— CHALLENGE —
Reproduce, unchanged, the part of the listing that opens with its first line and closes with the line containing "- entry-number: 23: [737, 264, 756, 279]".

— DATA FOR THIS TASK —
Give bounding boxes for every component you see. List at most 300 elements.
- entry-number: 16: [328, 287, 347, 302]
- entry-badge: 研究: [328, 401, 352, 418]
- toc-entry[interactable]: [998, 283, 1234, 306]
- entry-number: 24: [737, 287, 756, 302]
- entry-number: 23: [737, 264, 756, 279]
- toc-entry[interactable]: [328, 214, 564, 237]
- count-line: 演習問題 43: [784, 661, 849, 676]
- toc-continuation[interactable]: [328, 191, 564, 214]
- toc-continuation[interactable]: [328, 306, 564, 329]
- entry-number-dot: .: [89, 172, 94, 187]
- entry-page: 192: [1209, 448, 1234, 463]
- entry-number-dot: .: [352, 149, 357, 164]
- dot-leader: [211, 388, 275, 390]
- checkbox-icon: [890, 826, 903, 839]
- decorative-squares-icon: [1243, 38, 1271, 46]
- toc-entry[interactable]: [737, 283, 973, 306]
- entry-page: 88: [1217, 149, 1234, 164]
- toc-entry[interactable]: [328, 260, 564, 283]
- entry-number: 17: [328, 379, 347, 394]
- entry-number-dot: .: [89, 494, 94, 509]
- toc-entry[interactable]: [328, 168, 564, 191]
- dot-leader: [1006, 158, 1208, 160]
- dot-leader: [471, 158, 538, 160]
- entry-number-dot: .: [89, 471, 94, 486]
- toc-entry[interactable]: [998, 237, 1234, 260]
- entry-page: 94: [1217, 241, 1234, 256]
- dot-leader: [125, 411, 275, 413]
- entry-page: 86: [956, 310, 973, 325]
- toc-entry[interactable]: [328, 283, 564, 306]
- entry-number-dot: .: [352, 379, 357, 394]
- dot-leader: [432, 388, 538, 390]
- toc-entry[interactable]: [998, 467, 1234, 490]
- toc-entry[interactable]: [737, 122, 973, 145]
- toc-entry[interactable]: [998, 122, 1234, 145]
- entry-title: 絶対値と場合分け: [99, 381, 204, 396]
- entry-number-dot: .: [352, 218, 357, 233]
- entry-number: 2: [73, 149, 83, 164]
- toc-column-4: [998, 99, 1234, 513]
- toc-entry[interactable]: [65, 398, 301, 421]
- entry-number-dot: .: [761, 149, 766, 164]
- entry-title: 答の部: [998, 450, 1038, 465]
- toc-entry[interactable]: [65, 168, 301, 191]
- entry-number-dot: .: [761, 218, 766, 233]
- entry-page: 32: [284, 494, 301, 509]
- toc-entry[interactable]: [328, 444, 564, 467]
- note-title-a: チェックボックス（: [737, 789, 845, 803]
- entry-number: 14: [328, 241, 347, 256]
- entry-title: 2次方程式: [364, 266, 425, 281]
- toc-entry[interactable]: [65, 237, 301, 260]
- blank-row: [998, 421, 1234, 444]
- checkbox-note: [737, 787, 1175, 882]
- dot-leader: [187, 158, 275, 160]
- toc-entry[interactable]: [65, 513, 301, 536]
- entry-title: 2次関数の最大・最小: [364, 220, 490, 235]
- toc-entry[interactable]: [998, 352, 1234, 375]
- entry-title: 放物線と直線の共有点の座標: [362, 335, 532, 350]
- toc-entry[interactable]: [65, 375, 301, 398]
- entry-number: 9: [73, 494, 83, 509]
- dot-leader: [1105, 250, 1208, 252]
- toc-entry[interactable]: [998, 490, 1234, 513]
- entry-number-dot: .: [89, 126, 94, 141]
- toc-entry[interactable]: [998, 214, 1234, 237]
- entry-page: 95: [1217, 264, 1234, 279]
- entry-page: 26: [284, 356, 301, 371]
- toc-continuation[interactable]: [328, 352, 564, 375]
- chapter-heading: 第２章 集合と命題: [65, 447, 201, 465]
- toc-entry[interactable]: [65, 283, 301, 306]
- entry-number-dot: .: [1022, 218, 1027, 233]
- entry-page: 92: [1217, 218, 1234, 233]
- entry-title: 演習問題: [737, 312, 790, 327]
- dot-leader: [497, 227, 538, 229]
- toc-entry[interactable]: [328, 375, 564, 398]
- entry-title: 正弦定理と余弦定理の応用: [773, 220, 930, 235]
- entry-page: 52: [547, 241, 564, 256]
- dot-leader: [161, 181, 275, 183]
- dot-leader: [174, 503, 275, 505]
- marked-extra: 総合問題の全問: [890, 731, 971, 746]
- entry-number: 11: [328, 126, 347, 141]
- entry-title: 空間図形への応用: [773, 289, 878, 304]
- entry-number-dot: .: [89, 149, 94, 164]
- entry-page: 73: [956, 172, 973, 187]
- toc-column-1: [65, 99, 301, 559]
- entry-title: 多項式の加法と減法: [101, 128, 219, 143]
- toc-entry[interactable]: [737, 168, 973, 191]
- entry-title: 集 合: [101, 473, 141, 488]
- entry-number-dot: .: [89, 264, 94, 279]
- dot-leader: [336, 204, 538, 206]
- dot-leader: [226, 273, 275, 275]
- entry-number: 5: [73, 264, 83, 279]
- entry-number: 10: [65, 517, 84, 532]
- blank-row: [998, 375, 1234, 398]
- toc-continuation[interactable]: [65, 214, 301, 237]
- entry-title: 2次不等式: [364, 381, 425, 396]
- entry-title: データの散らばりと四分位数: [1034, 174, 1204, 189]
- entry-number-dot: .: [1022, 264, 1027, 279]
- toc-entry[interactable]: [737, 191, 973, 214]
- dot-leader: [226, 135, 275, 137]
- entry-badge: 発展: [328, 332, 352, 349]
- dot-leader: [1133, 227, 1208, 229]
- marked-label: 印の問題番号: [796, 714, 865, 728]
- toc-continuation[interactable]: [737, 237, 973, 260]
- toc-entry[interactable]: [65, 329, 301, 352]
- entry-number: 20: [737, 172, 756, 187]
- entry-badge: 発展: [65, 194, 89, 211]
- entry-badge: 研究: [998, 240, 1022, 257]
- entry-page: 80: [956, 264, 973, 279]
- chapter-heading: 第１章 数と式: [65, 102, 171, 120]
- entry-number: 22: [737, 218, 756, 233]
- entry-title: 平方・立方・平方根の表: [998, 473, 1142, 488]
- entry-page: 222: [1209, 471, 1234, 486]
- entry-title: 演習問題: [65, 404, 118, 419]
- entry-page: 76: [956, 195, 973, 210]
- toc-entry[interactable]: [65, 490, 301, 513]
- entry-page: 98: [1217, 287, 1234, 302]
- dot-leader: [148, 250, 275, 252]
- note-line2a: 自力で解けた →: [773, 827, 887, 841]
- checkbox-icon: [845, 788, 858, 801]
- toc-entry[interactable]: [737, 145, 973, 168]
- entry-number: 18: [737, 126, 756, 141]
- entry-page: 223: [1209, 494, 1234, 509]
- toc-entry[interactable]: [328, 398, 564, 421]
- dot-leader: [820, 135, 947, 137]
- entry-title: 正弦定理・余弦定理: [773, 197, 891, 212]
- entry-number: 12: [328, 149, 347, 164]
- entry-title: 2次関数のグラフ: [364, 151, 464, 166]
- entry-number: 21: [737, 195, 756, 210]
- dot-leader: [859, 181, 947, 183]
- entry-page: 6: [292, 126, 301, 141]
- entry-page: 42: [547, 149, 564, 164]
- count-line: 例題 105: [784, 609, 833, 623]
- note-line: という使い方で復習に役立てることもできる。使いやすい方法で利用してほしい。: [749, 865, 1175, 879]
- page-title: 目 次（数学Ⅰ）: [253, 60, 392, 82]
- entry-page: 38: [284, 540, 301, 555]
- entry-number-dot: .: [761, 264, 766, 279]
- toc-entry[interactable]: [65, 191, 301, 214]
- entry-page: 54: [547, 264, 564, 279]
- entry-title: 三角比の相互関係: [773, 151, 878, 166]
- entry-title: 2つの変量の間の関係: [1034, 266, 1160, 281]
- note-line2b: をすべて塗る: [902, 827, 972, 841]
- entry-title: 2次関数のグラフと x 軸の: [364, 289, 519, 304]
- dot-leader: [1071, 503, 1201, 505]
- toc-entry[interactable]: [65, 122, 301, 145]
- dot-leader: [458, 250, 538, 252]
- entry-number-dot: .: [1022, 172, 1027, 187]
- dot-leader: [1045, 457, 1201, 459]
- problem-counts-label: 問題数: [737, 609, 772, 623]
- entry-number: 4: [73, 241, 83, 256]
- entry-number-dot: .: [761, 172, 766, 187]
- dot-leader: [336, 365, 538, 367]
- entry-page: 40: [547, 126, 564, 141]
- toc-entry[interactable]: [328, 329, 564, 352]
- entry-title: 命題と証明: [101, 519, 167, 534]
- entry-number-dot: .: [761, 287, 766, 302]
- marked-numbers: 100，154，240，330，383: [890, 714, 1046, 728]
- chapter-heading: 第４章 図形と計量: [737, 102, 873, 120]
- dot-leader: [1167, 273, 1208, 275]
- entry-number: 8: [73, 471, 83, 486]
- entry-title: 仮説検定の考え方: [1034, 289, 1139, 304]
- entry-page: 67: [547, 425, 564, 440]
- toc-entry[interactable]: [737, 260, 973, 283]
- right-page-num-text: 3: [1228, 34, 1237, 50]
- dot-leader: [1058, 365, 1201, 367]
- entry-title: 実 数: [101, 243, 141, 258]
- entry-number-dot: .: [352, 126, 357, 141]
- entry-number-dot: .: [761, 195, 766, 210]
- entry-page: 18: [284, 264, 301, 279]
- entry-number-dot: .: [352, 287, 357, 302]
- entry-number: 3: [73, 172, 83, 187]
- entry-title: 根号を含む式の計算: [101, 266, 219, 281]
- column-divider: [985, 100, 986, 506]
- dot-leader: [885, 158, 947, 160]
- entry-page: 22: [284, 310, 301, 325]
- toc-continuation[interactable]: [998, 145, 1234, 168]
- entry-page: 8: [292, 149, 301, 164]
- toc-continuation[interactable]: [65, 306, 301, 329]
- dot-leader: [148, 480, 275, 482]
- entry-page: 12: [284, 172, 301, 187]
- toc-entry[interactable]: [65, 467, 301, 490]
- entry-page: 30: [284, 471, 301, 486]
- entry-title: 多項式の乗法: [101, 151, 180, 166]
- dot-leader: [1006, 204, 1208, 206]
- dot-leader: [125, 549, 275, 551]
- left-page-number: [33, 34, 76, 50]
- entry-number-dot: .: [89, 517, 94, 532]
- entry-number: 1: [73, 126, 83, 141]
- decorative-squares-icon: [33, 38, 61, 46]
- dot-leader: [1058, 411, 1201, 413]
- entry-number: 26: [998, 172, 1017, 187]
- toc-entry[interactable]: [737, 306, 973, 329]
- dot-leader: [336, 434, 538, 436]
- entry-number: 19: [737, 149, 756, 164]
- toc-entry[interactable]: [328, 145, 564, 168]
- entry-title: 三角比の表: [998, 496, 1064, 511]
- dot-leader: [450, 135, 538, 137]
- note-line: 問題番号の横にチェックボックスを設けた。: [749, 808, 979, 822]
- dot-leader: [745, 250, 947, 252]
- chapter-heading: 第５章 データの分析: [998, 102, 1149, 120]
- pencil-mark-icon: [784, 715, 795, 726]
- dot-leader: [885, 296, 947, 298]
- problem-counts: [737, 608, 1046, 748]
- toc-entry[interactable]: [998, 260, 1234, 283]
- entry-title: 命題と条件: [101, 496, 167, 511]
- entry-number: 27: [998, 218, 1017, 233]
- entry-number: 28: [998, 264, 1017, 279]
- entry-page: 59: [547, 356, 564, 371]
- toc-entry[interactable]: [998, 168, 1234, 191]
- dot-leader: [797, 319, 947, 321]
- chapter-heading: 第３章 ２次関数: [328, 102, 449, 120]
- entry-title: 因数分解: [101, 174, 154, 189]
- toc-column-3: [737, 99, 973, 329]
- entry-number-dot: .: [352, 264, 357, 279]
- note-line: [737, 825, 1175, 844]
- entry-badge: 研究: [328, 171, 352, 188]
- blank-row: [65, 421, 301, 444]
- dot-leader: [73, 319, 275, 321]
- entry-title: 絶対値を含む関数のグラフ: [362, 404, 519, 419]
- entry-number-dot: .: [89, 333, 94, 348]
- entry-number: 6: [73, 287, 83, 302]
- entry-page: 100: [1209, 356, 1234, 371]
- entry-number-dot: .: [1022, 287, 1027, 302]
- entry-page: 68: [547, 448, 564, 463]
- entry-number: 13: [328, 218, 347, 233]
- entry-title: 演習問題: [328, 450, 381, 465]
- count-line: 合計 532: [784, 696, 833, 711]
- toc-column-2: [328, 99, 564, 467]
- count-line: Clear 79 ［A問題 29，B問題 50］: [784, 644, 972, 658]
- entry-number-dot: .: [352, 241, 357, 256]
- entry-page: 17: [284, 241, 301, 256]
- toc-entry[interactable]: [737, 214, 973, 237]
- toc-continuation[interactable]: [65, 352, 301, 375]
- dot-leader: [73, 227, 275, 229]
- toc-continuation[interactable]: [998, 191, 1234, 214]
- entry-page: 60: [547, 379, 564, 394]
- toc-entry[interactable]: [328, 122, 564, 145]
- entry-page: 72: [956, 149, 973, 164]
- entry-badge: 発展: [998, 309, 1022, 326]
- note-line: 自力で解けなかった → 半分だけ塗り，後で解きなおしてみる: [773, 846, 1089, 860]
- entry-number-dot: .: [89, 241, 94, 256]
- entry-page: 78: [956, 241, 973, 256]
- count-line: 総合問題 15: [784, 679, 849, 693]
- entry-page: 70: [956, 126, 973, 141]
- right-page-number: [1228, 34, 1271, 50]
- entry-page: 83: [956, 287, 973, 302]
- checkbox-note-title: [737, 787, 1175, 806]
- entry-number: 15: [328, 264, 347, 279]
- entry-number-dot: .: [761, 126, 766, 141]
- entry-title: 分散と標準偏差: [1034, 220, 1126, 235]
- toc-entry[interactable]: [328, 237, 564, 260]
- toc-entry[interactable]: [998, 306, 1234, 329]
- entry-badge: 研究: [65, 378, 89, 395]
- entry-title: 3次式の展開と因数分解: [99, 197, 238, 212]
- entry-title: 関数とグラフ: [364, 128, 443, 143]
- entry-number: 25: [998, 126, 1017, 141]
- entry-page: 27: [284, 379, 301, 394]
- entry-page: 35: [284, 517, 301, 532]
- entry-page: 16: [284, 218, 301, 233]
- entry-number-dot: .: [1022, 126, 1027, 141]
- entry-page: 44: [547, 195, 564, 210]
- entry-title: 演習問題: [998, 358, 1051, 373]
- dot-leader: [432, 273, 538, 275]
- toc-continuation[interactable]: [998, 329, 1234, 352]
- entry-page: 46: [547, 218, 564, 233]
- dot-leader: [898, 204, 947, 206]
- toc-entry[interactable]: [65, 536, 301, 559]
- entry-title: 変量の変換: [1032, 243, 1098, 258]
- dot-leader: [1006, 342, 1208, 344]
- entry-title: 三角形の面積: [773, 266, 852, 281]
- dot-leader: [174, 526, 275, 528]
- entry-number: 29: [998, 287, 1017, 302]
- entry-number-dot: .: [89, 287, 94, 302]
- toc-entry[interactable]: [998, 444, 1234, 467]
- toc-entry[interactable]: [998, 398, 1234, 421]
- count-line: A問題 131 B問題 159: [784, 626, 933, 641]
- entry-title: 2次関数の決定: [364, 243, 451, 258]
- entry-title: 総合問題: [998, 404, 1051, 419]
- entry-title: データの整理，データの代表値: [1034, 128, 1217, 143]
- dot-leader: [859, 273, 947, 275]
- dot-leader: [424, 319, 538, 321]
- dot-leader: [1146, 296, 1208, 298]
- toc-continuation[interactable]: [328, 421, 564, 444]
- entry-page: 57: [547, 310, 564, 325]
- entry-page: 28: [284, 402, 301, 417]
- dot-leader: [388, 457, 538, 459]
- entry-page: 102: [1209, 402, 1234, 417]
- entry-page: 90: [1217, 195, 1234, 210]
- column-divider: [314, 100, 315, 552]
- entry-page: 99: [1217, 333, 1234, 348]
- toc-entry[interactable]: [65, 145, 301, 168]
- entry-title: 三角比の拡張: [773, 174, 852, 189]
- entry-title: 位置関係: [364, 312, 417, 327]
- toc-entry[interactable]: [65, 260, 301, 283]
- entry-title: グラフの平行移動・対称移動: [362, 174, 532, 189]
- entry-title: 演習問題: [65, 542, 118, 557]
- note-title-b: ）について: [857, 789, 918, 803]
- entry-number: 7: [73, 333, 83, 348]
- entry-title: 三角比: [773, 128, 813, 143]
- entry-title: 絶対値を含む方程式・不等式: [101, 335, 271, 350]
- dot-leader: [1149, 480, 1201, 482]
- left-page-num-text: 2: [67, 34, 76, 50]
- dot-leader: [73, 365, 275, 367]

— FINAL ANSWER —
Give bounding boxes for every component you see. List at most 300 elements.
- entry-number: 16: [328, 287, 347, 302]
- entry-badge: 研究: [328, 401, 352, 418]
- toc-entry[interactable]: [998, 283, 1234, 306]
- entry-number: 24: [737, 287, 756, 302]
- entry-number: 23: [737, 264, 756, 279]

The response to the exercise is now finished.